◆ **Task instructions**
Transcribe the listing in full, excluding any pictures.

◆ **Records to use**
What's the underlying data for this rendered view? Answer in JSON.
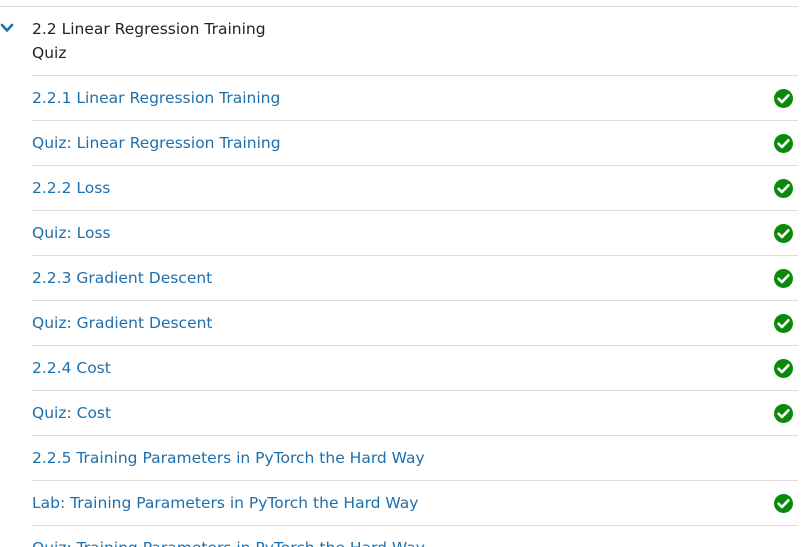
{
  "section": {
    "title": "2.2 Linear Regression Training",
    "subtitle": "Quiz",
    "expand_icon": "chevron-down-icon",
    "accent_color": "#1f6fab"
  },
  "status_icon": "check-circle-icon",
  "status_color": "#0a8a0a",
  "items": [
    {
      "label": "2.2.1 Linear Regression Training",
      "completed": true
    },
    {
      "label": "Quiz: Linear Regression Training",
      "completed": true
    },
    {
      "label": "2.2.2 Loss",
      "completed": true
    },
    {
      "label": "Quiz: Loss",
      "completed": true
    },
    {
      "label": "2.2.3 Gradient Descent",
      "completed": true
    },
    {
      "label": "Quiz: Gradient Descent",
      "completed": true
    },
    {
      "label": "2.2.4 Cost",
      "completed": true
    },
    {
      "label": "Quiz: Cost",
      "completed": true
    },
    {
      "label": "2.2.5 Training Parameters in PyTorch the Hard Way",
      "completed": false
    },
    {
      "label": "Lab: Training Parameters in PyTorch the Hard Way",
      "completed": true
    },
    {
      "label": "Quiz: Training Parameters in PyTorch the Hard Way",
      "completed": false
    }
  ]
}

◆ **Result of this task**
What's the underlying data for this rendered view? Answer in JSON.
{
  "section": {
    "title": "2.2 Linear Regression Training",
    "subtitle": "Quiz",
    "expand_icon": "chevron-down-icon",
    "accent_color": "#1f6fab"
  },
  "status_icon": "check-circle-icon",
  "status_color": "#0a8a0a",
  "items": [
    {
      "label": "2.2.1 Linear Regression Training",
      "completed": true
    },
    {
      "label": "Quiz: Linear Regression Training",
      "completed": true
    },
    {
      "label": "2.2.2 Loss",
      "completed": true
    },
    {
      "label": "Quiz: Loss",
      "completed": true
    },
    {
      "label": "2.2.3 Gradient Descent",
      "completed": true
    },
    {
      "label": "Quiz: Gradient Descent",
      "completed": true
    },
    {
      "label": "2.2.4 Cost",
      "completed": true
    },
    {
      "label": "Quiz: Cost",
      "completed": true
    },
    {
      "label": "2.2.5 Training Parameters in PyTorch the Hard Way",
      "completed": false
    },
    {
      "label": "Lab: Training Parameters in PyTorch the Hard Way",
      "completed": true
    },
    {
      "label": "Quiz: Training Parameters in PyTorch the Hard Way",
      "completed": false
    }
  ]
}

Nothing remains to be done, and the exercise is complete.